Records from a data source:
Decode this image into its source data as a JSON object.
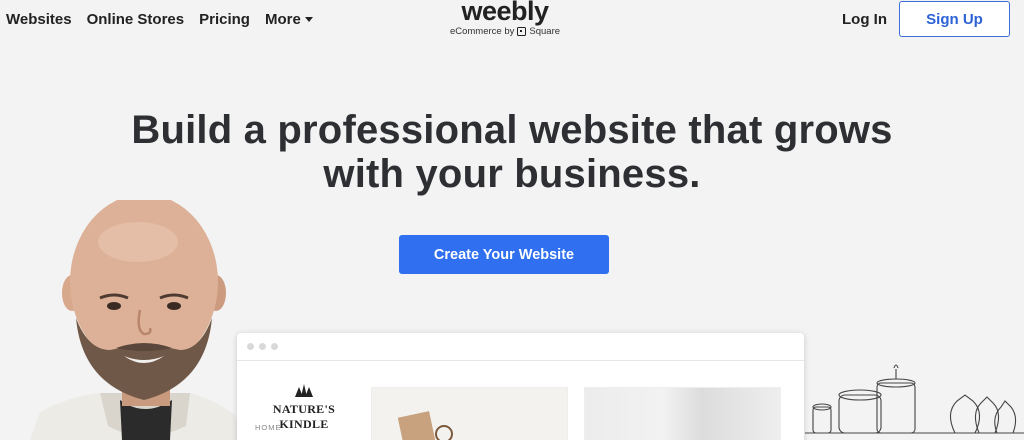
{
  "nav": {
    "items": [
      "Websites",
      "Online Stores",
      "Pricing"
    ],
    "more_label": "More",
    "login_label": "Log In",
    "signup_label": "Sign Up"
  },
  "logo": {
    "word": "weebly",
    "tagline_prefix": "eCommerce by",
    "tagline_brand": "Square"
  },
  "hero": {
    "line1": "Build a professional website that grows",
    "line2": "with your business."
  },
  "cta": {
    "label": "Create Your Website"
  },
  "mockup": {
    "brand_name": "NATURE'S KINDLE",
    "nav_home": "HOME"
  },
  "colors": {
    "accent": "#2f6ff0",
    "background": "#f3f3f3"
  }
}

What you need to do: Transcribe the whole listing, character for character, but not its images.

Exercise response:
Decode this image into its source data as a JSON object.
{
  "nav": {
    "items": [
      "Websites",
      "Online Stores",
      "Pricing"
    ],
    "more_label": "More",
    "login_label": "Log In",
    "signup_label": "Sign Up"
  },
  "logo": {
    "word": "weebly",
    "tagline_prefix": "eCommerce by",
    "tagline_brand": "Square"
  },
  "hero": {
    "line1": "Build a professional website that grows",
    "line2": "with your business."
  },
  "cta": {
    "label": "Create Your Website"
  },
  "mockup": {
    "brand_name": "NATURE'S KINDLE",
    "nav_home": "HOME"
  },
  "colors": {
    "accent": "#2f6ff0",
    "background": "#f3f3f3"
  }
}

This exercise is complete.